Items listed in a dataset:
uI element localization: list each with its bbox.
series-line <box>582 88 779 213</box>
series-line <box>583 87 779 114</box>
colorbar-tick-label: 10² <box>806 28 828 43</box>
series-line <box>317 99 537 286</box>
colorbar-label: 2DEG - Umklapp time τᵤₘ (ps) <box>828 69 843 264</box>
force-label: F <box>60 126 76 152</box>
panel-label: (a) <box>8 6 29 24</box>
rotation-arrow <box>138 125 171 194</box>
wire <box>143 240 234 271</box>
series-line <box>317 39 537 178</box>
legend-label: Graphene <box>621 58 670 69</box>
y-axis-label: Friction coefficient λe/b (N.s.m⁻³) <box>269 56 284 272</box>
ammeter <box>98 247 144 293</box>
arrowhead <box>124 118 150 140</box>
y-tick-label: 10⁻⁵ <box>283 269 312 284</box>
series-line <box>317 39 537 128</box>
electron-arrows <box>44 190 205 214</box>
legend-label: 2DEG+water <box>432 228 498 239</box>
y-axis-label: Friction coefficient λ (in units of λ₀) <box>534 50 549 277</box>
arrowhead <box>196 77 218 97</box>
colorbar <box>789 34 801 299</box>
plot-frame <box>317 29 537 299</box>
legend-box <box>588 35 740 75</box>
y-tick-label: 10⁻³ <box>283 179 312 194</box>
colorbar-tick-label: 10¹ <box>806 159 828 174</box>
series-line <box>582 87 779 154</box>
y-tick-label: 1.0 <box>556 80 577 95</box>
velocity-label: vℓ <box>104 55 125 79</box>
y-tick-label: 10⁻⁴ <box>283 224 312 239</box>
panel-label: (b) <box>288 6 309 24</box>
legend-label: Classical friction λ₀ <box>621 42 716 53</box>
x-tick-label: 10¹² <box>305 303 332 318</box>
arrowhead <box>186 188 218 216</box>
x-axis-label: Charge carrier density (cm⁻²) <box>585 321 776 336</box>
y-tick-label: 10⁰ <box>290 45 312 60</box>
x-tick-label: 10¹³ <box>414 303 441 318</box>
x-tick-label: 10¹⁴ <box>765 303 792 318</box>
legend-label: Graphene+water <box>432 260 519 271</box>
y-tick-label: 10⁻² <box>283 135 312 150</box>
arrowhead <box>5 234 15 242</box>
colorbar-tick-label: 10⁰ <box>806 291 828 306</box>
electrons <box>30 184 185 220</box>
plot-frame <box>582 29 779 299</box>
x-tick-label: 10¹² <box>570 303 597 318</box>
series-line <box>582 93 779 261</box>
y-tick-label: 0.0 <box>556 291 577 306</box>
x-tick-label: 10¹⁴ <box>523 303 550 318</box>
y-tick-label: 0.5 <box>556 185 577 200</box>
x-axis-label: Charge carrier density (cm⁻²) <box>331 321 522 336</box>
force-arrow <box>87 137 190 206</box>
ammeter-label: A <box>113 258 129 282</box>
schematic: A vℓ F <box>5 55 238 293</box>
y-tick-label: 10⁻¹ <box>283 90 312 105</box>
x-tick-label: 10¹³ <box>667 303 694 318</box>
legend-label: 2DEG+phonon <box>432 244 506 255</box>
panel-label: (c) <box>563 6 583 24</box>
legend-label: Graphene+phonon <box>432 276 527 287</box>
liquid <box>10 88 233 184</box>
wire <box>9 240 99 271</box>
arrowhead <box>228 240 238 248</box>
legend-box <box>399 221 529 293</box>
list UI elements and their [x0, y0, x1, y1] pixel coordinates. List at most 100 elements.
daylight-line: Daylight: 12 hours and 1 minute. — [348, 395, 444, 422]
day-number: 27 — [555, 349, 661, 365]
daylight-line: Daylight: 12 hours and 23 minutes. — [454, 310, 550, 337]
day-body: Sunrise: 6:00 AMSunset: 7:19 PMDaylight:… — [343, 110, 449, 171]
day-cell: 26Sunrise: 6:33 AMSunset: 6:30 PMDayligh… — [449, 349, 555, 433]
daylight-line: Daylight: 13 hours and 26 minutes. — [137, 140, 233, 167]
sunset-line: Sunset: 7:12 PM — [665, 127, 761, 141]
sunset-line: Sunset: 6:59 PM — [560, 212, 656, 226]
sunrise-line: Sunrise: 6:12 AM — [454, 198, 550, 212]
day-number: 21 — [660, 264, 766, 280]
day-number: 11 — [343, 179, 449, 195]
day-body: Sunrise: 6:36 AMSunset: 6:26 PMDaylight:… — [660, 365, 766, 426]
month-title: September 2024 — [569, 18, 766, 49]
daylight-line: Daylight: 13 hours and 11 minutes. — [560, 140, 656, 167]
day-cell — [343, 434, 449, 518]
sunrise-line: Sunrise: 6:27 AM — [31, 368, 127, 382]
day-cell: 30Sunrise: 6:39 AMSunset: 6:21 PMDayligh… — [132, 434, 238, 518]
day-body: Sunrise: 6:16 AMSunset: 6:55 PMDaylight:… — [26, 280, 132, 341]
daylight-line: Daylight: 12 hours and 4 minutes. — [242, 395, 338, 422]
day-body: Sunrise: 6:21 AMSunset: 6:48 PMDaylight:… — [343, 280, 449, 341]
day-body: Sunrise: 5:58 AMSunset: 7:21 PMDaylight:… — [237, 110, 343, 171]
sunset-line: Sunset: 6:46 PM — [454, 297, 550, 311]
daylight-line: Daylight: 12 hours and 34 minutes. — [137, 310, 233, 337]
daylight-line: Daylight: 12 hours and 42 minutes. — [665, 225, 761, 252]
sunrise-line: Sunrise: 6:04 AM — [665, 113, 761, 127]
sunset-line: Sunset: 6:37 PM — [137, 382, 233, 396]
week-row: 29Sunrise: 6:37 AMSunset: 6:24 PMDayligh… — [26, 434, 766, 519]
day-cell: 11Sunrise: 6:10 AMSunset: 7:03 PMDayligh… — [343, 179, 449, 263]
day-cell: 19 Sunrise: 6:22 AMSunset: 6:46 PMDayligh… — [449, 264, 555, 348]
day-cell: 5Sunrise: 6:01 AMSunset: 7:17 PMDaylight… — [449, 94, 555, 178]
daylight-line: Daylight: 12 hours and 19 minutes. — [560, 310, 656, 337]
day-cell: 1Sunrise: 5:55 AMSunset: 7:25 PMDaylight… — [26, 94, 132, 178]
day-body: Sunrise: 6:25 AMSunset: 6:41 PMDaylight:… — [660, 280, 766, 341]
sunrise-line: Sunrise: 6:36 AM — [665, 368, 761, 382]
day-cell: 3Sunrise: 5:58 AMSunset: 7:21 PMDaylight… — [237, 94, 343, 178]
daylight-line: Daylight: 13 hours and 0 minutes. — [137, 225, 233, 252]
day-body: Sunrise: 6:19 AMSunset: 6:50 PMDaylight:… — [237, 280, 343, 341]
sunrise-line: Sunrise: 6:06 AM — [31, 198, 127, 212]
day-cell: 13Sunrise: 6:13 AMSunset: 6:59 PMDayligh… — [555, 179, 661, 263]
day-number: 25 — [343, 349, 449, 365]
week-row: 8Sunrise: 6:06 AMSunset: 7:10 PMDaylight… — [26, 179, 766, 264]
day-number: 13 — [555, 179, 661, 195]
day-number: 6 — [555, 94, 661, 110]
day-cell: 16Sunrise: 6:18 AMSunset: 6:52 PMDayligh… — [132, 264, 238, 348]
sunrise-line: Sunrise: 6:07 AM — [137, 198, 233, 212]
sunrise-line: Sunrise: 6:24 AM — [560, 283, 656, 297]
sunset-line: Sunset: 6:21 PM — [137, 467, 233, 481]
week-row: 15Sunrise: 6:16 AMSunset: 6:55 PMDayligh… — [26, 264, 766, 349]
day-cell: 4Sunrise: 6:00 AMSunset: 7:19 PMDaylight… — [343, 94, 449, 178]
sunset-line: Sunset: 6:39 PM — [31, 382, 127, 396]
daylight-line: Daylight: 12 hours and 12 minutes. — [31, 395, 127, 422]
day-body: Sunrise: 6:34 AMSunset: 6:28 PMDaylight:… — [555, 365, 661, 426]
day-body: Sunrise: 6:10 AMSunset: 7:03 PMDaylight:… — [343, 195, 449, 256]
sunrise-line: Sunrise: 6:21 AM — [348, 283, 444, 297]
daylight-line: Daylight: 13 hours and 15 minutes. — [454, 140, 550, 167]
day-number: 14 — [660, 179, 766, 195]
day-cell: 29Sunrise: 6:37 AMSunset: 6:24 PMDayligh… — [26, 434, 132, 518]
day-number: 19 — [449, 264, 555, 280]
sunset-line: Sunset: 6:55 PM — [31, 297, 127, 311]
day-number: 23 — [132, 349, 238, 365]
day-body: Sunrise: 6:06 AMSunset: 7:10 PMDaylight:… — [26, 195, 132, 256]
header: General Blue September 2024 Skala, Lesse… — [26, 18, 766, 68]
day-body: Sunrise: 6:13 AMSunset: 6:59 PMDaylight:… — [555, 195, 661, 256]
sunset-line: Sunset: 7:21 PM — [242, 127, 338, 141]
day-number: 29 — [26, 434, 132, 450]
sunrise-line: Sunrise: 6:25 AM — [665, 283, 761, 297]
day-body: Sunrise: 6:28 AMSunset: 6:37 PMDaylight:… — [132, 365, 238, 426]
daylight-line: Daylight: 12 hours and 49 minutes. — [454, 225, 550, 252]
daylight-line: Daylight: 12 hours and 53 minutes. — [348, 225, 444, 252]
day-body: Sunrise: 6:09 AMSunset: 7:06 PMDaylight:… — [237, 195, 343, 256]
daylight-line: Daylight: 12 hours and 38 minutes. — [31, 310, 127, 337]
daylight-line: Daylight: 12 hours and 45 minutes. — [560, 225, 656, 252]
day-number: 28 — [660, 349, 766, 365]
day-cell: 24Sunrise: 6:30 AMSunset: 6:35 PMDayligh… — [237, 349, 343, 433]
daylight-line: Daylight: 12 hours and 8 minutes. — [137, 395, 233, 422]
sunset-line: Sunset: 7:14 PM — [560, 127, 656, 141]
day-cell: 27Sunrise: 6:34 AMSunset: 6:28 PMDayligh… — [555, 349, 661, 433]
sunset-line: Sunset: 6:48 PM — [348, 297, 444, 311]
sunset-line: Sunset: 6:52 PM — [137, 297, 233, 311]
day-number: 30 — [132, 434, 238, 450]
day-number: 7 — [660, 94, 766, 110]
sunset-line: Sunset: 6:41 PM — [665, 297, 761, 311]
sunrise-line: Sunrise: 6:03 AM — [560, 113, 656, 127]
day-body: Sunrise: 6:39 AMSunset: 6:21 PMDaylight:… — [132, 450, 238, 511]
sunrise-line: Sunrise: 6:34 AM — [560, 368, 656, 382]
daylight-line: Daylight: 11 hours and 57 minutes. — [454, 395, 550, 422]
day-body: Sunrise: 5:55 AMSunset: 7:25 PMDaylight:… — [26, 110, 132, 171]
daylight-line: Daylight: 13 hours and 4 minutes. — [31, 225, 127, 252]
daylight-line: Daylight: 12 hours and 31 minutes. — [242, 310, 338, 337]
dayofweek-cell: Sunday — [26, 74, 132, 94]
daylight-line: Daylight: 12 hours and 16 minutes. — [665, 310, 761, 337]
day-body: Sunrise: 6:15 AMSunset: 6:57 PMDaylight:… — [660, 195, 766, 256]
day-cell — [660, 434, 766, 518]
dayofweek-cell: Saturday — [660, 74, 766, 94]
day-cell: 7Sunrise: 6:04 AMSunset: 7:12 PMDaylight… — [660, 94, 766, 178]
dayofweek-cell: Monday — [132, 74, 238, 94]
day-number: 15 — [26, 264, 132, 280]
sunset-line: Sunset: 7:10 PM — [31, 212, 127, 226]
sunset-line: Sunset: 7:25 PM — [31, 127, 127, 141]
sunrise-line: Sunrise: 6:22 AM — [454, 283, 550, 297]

**WHAT YOU ARE ASKED TO DO**
Reproduce the lines from the start of the material through the line containing "series-line <box>317 39 537 178</box>", inclusive, without any changes.

**FINISHED TASK**
uI element localization: list each with its bbox.
series-line <box>582 88 779 213</box>
series-line <box>583 87 779 114</box>
colorbar-tick-label: 10² <box>806 28 828 43</box>
series-line <box>317 99 537 286</box>
colorbar-label: 2DEG - Umklapp time τᵤₘ (ps) <box>828 69 843 264</box>
force-label: F <box>60 126 76 152</box>
panel-label: (a) <box>8 6 29 24</box>
rotation-arrow <box>138 125 171 194</box>
wire <box>143 240 234 271</box>
series-line <box>317 39 537 178</box>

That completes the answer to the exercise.